■ **Task to complete**
The expected output is the full data, repeated exactly, without pictures.

(Images of document pages with text)
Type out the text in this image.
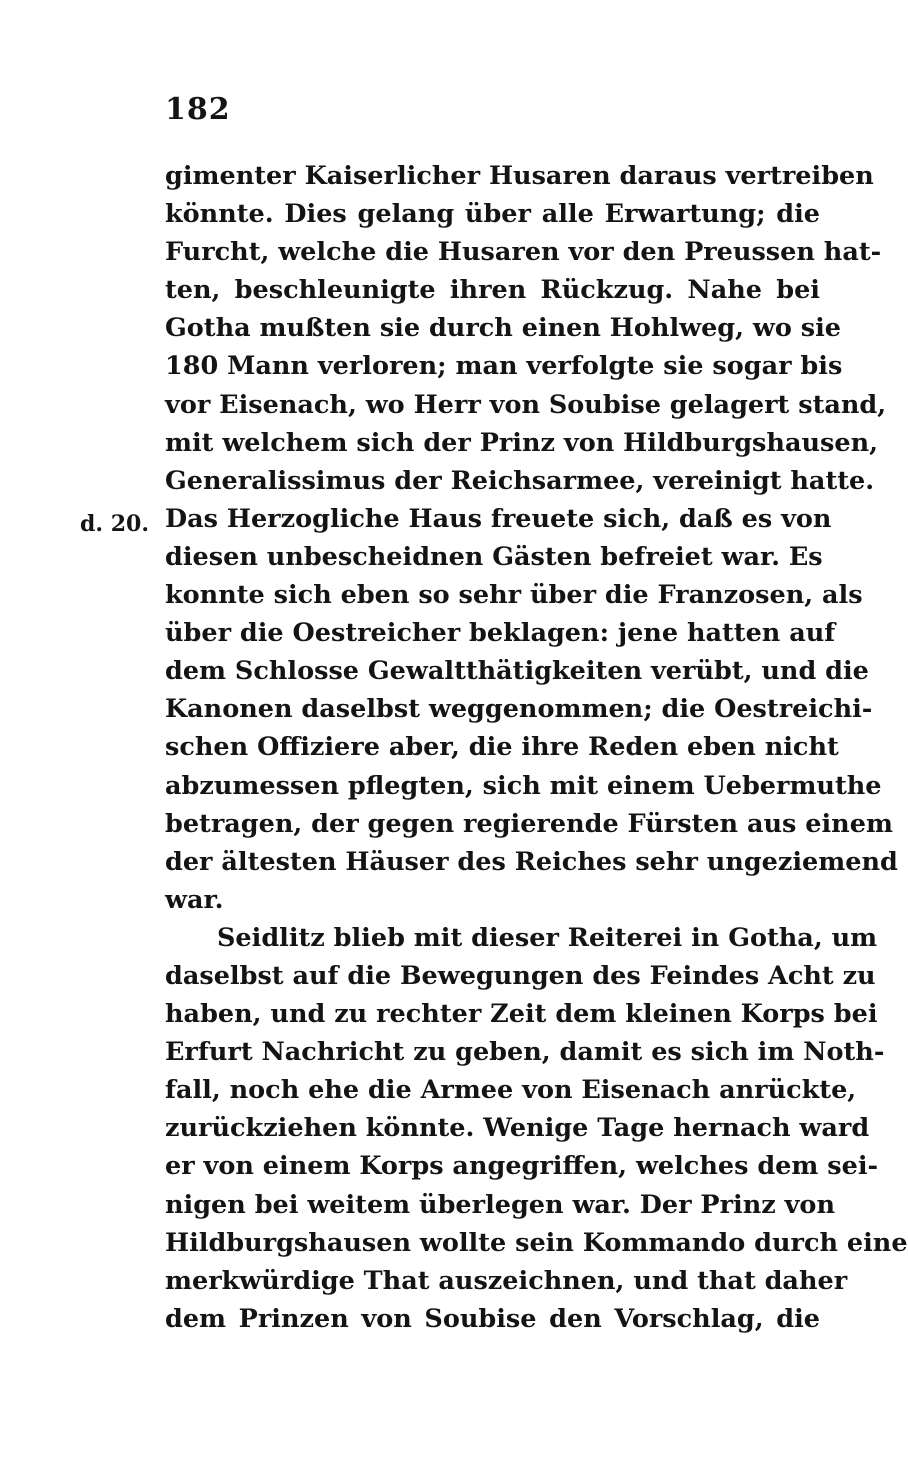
182
d. 20.
gimenter Kaiserlicher Husaren daraus vertreiben
könnte. Dies gelang über alle Erwartung; die
Furcht, welche die Husaren vor den Preussen hat-
ten, beschleunigte ihren Rückzug. Nahe bei
Gotha mußten sie durch einen Hohlweg, wo sie
180 Mann verloren; man verfolgte sie sogar bis
vor Eisenach, wo Herr von Soubise gelagert stand,
mit welchem sich der Prinz von Hildburgshausen,
Generalissimus der Reichsarmee, vereinigt hatte.
Das Herzogliche Haus freuete sich, daß es von
diesen unbescheidnen Gästen befreiet war. Es
konnte sich eben so sehr über die Franzosen, als
über die Oestreicher beklagen: jene hatten auf
dem Schlosse Gewaltthätigkeiten verübt, und die
Kanonen daselbst weggenommen; die Oestreichi-
schen Offiziere aber, die ihre Reden eben nicht
abzumessen pflegten, sich mit einem Uebermuthe
betragen, der gegen regierende Fürsten aus einem
der ältesten Häuser des Reiches sehr ungeziemend
war.
Seidlitz blieb mit dieser Reiterei in Gotha, um
daselbst auf die Bewegungen des Feindes Acht zu
haben, und zu rechter Zeit dem kleinen Korps bei
Erfurt Nachricht zu geben, damit es sich im Noth-
fall, noch ehe die Armee von Eisenach anrückte,
zurückziehen könnte. Wenige Tage hernach ward
er von einem Korps angegriffen, welches dem sei-
nigen bei weitem überlegen war. Der Prinz von
Hildburgshausen wollte sein Kommando durch eine
merkwürdige That auszeichnen, und that daher
dem Prinzen von Soubise den Vorschlag, die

■ **Written response**
Type out the text in this image.
182
d. 20.
gimenter Kaiserlicher Husaren daraus vertreiben
könnte. Dies gelang über alle Erwartung; die
Furcht, welche die Husaren vor den Preussen hat-
ten, beschleunigte ihren Rückzug. Nahe bei
Gotha mußten sie durch einen Hohlweg, wo sie
180 Mann verloren; man verfolgte sie sogar bis
vor Eisenach, wo Herr von Soubise gelagert stand,
mit welchem sich der Prinz von Hildburgshausen,
Generalissimus der Reichsarmee, vereinigt hatte.
Das Herzogliche Haus freuete sich, daß es von
diesen unbescheidnen Gästen befreiet war. Es
konnte sich eben so sehr über die Franzosen, als
über die Oestreicher beklagen: jene hatten auf
dem Schlosse Gewaltthätigkeiten verübt, und die
Kanonen daselbst weggenommen; die Oestreichi-
schen Offiziere aber, die ihre Reden eben nicht
abzumessen pflegten, sich mit einem Uebermuthe
betragen, der gegen regierende Fürsten aus einem
der ältesten Häuser des Reiches sehr ungeziemend
war.
Seidlitz blieb mit dieser Reiterei in Gotha, um
daselbst auf die Bewegungen des Feindes Acht zu
haben, und zu rechter Zeit dem kleinen Korps bei
Erfurt Nachricht zu geben, damit es sich im Noth-
fall, noch ehe die Armee von Eisenach anrückte,
zurückziehen könnte. Wenige Tage hernach ward
er von einem Korps angegriffen, welches dem sei-
nigen bei weitem überlegen war. Der Prinz von
Hildburgshausen wollte sein Kommando durch eine
merkwürdige That auszeichnen, und that daher
dem Prinzen von Soubise den Vorschlag, die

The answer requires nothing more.